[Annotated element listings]

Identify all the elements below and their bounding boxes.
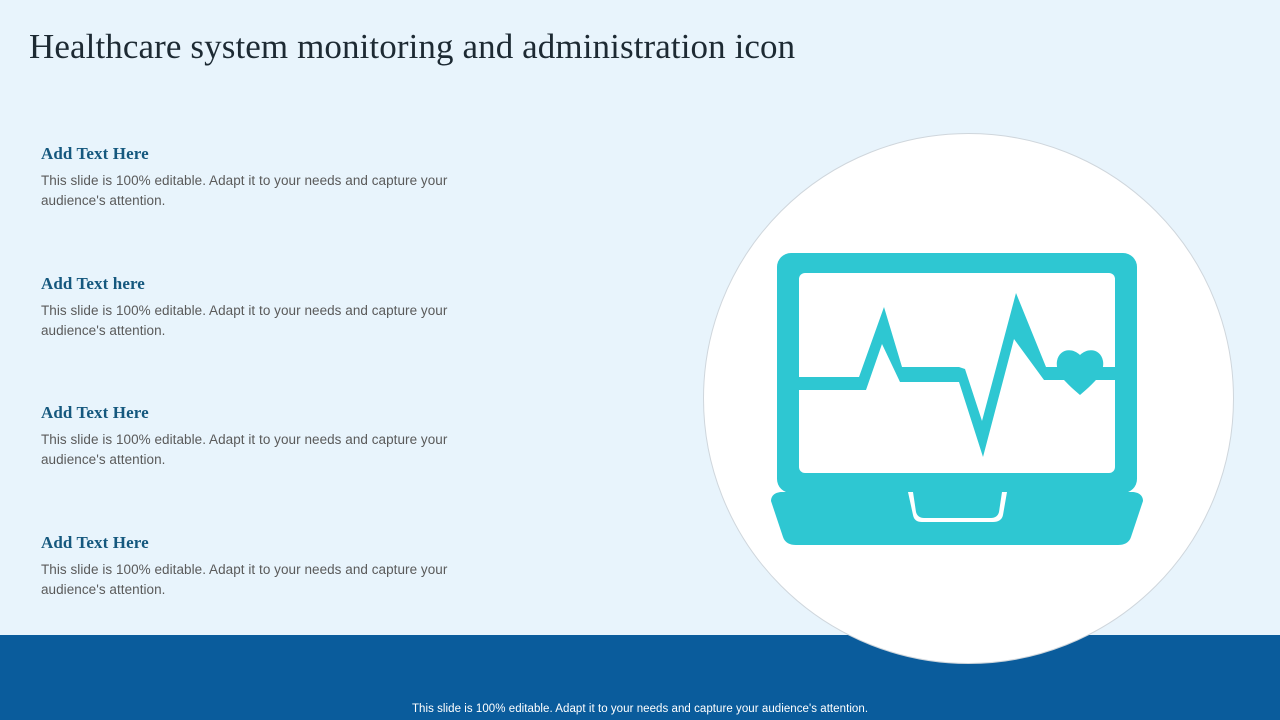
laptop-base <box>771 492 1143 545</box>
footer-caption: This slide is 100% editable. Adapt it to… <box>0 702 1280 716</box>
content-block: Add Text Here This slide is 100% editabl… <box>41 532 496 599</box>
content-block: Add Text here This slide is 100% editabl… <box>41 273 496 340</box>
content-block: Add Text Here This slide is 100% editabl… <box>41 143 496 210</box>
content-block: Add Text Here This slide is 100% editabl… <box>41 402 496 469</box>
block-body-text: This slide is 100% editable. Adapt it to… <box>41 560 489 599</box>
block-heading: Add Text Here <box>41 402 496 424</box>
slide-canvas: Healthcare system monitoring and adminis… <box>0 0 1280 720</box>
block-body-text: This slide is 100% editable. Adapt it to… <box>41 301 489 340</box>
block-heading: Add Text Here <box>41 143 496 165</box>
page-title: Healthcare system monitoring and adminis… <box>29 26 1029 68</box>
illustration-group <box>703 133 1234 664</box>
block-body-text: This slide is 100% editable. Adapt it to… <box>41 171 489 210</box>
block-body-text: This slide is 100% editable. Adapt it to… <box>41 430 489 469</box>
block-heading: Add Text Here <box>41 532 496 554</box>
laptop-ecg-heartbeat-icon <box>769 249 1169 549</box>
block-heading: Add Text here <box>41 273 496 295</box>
==
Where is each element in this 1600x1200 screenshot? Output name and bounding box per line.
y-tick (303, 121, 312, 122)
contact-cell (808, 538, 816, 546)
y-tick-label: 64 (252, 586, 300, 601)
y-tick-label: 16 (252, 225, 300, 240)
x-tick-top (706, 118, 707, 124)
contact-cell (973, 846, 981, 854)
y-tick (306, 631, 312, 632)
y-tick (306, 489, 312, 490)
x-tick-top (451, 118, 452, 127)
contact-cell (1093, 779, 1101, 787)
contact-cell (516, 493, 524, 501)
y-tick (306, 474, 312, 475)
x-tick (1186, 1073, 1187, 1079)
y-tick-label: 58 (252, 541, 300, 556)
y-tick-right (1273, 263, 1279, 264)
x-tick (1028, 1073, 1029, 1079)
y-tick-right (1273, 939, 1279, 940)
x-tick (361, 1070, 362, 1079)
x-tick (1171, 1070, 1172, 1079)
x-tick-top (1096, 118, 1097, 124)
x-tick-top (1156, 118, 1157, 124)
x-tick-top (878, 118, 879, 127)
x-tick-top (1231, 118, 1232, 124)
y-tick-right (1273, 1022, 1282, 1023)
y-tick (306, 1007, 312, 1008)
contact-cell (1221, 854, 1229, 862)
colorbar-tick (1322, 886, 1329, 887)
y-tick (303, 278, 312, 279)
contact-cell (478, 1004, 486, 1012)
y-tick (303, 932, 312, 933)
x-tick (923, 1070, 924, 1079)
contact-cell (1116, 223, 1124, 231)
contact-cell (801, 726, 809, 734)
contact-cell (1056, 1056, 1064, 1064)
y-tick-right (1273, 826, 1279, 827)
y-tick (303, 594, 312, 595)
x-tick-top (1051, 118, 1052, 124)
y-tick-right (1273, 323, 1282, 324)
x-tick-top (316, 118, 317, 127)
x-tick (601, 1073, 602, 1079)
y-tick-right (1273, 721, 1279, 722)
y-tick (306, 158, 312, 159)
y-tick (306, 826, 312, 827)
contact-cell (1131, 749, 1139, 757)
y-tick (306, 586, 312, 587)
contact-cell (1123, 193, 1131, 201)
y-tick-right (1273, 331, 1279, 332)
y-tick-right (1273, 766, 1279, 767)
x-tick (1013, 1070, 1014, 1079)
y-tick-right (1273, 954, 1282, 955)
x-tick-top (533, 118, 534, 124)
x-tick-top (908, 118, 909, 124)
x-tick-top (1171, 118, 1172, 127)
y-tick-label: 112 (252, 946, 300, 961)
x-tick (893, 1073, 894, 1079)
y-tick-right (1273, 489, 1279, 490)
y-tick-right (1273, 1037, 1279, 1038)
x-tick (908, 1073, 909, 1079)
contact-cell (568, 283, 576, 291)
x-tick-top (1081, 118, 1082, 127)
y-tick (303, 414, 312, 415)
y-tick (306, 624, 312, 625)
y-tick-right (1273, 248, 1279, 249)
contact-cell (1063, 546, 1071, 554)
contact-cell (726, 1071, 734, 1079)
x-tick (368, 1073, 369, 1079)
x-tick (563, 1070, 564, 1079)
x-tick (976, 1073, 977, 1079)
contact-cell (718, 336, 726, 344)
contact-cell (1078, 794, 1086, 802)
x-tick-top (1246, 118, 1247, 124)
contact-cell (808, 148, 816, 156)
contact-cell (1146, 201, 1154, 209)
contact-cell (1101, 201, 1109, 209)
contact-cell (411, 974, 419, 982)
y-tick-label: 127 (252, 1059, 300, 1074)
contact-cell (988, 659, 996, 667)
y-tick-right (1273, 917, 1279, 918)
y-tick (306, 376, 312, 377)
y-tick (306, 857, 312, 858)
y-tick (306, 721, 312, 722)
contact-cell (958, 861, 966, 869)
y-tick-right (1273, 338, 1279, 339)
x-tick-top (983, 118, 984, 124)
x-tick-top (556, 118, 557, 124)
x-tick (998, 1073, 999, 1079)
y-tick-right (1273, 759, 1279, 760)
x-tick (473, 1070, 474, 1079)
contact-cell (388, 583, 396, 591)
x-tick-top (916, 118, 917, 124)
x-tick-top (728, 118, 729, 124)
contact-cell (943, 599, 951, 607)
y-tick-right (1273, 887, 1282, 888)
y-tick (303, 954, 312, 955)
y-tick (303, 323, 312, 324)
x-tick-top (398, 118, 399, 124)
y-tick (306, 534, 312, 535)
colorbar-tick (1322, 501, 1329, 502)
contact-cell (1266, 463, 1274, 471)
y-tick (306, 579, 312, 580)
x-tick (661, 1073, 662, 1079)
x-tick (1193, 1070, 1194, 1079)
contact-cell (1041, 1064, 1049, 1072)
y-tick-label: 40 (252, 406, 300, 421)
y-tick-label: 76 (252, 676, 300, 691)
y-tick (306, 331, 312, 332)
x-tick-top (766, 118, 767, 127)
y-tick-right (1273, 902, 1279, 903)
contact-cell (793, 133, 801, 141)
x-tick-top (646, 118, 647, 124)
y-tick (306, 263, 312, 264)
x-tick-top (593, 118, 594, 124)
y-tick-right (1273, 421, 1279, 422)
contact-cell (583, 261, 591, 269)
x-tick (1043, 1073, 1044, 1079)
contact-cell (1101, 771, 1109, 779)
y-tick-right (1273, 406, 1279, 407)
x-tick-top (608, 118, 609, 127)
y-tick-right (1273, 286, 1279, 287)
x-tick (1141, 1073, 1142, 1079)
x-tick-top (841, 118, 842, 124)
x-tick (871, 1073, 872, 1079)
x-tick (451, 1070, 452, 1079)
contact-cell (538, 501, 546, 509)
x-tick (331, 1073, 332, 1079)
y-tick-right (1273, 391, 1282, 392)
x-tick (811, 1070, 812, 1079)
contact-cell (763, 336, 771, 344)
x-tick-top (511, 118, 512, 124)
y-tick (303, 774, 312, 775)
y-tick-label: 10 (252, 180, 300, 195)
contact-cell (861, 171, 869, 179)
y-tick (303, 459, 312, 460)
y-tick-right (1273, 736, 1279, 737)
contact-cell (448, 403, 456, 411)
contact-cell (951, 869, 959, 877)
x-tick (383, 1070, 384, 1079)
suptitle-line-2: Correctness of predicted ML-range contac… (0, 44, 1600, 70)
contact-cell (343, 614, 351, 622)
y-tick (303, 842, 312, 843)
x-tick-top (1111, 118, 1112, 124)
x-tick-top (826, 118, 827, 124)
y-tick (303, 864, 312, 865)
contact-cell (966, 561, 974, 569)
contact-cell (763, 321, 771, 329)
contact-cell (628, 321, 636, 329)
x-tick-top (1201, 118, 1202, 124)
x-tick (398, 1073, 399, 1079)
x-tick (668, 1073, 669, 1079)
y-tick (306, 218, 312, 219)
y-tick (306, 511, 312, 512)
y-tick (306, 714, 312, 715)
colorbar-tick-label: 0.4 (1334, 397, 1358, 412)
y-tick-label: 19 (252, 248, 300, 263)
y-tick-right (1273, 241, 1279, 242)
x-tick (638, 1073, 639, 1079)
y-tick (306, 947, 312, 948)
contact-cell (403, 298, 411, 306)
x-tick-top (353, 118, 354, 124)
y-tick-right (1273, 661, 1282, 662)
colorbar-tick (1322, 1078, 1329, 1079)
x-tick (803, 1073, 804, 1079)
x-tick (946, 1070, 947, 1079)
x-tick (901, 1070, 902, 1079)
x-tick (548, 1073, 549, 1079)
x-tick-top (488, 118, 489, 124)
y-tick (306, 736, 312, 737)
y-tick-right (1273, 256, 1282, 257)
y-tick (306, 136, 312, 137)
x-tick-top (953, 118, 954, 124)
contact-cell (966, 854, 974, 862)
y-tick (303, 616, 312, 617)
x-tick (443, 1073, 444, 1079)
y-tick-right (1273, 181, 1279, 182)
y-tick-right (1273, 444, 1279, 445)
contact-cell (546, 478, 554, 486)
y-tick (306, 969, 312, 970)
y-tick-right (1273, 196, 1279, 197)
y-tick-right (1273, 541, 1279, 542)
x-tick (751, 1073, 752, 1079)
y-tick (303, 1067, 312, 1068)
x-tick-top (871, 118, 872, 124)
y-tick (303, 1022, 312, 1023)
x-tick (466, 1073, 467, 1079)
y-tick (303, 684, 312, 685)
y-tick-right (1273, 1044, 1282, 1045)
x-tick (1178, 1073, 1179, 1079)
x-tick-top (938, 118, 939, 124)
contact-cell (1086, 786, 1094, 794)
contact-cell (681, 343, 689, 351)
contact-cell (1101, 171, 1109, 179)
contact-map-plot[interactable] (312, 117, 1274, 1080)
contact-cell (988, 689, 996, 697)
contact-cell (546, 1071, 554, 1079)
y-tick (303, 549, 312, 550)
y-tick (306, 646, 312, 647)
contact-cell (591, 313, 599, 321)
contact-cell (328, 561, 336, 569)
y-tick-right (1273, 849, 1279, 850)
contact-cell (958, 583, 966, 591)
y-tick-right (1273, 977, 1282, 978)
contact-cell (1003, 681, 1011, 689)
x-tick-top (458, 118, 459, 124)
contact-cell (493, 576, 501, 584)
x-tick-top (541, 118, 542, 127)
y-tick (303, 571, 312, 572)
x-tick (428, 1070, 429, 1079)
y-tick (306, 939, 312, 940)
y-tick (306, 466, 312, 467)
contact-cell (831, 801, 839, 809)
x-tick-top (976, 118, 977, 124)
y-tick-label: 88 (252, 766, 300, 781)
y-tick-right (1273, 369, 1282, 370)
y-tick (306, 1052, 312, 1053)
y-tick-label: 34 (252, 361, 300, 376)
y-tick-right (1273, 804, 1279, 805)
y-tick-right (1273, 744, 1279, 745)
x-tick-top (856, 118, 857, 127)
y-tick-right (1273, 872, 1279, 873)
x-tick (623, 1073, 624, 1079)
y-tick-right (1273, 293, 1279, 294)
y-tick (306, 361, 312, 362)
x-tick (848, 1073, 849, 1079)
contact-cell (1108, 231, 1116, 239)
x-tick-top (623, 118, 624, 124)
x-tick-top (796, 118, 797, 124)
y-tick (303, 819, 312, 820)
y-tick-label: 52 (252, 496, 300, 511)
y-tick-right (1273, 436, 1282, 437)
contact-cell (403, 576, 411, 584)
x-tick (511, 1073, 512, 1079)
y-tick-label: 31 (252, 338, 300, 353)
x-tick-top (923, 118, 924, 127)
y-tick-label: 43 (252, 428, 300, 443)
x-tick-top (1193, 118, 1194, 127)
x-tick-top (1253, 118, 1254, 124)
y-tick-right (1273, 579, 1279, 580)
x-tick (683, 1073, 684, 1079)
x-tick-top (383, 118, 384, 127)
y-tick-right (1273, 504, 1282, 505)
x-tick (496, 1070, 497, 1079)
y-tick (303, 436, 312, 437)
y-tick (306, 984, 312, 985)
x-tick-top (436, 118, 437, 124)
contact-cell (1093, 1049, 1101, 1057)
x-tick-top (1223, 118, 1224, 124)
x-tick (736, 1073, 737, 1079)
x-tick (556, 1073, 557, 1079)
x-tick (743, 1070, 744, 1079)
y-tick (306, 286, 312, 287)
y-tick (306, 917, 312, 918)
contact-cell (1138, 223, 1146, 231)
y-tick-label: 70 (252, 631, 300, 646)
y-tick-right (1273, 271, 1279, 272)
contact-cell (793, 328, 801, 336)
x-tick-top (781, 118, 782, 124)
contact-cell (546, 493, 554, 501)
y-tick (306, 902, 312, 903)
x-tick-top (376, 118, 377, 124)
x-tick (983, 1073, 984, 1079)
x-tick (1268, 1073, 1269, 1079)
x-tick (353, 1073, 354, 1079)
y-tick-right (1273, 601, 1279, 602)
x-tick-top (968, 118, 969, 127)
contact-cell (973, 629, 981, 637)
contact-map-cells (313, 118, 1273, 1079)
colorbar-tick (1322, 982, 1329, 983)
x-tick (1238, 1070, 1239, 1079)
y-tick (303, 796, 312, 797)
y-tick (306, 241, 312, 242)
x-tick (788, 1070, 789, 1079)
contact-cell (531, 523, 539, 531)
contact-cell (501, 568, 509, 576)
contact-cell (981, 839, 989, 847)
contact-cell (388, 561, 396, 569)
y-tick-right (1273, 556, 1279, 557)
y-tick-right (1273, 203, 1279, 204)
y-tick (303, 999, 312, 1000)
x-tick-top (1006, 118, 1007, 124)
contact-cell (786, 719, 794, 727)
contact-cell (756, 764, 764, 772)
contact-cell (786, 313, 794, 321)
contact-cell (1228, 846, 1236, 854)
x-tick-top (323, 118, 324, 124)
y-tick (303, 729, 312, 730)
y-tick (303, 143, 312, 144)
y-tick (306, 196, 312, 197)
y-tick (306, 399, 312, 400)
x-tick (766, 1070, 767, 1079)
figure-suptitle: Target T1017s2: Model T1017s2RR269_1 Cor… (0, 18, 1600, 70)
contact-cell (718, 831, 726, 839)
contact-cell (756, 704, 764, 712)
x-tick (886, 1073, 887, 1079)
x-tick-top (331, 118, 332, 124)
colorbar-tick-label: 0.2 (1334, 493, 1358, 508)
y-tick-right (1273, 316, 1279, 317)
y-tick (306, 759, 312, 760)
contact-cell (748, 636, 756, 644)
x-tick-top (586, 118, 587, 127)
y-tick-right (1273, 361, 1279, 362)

- Set problem
Copy verbatim the portion of the records that begins with the line containing "laptop-base <box>771 492 1143 545</box>" and ends with the line containing "560 489 599</box>", including both of those lines.

- Solution below
laptop-base <box>771 492 1143 545</box>
footer-caption: This slide is 100% editable. Adapt it to… <box>0 702 1280 716</box>
content-block: Add Text Here This slide is 100% editabl… <box>41 532 496 599</box>
content-block: Add Text here This slide is 100% editabl… <box>41 273 496 340</box>
content-block: Add Text Here This slide is 100% editabl… <box>41 143 496 210</box>
content-block: Add Text Here This slide is 100% editabl… <box>41 402 496 469</box>
block-body-text: This slide is 100% editable. Adapt it to… <box>41 560 489 599</box>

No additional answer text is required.